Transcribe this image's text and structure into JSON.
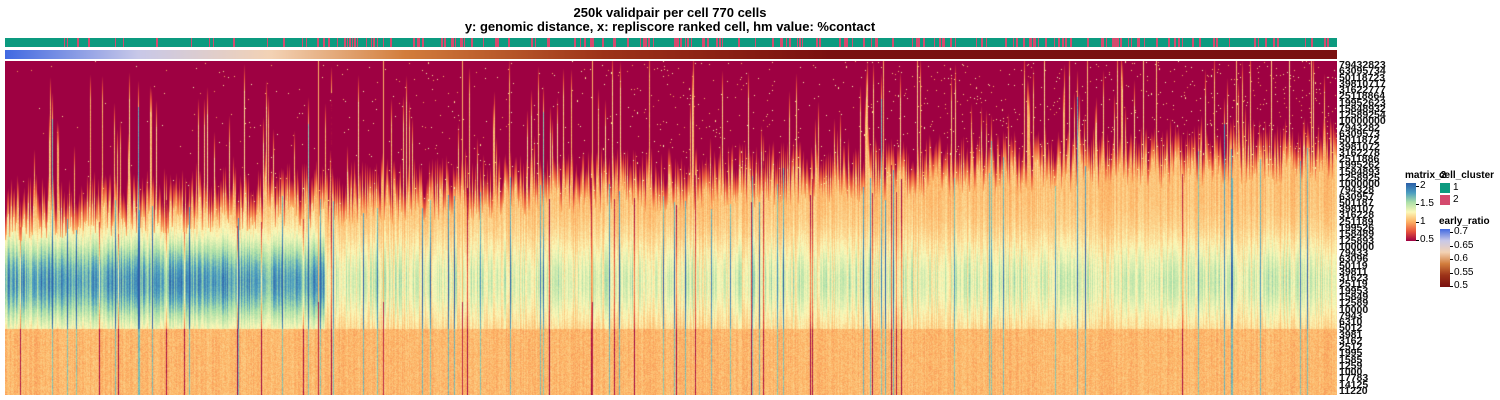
{
  "title_line1": "250k validpair per cell 770 cells",
  "title_line2": "y: genomic distance, x: repliscore ranked cell, hm value: %contact",
  "chart_data": {
    "type": "heatmap",
    "n_cells": 770,
    "x_axis": "repliscore ranked cell",
    "y_axis": "genomic distance",
    "value_label": "%contact",
    "row_labels": [
      "79432823",
      "63095734",
      "50118723",
      "39810717",
      "31622777",
      "25118864",
      "19952623",
      "15848932",
      "12589254",
      "10000000",
      "7943282",
      "6309573",
      "5011872",
      "3981072",
      "3162278",
      "2511886",
      "1995262",
      "1584893",
      "1258925",
      "1000000",
      "794328",
      "630957",
      "501187",
      "398107",
      "316228",
      "251189",
      "199526",
      "158489",
      "125893",
      "100000",
      "79433",
      "63096",
      "50119",
      "39811",
      "31623",
      "25119",
      "19953",
      "15849",
      "12589",
      "10000",
      "7943",
      "6310",
      "5012",
      "3981",
      "3162",
      "2512",
      "1995",
      "1585",
      "1259",
      "1000"
    ],
    "row_labels_shown_end": [
      "17783",
      "14125",
      "11220"
    ],
    "color_scale": {
      "name": "matrix_2",
      "ticks": [
        "2",
        "1.5",
        "1",
        "0.5"
      ],
      "colors": [
        "#2b5ea8",
        "#4a9cc0",
        "#ace0a8",
        "#fbf8b8",
        "#fdb365",
        "#e8553c",
        "#9e0142"
      ]
    },
    "annotations": {
      "cell_cluster": {
        "title": "cell_cluster",
        "levels": [
          {
            "label": "1",
            "color": "#0c9a7f"
          },
          {
            "label": "2",
            "color": "#d44a6e"
          }
        ]
      },
      "early_ratio": {
        "title": "early_ratio",
        "ticks": [
          "0.7",
          "0.65",
          "0.6",
          "0.55",
          "0.5"
        ],
        "colors": [
          "#4169e1",
          "#c8c8e8",
          "#f3d2b4",
          "#d27d3c",
          "#9c3218",
          "#7a1010"
        ]
      }
    }
  }
}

__Task goal__. Find the word "genomic" in the listing above, then copy each line where it turns up.

__Written solution__.
  "title_line2": "y: genomic distance, x: repliscore ranked cell, hm value: %contact",
    "y_axis": "genomic distance",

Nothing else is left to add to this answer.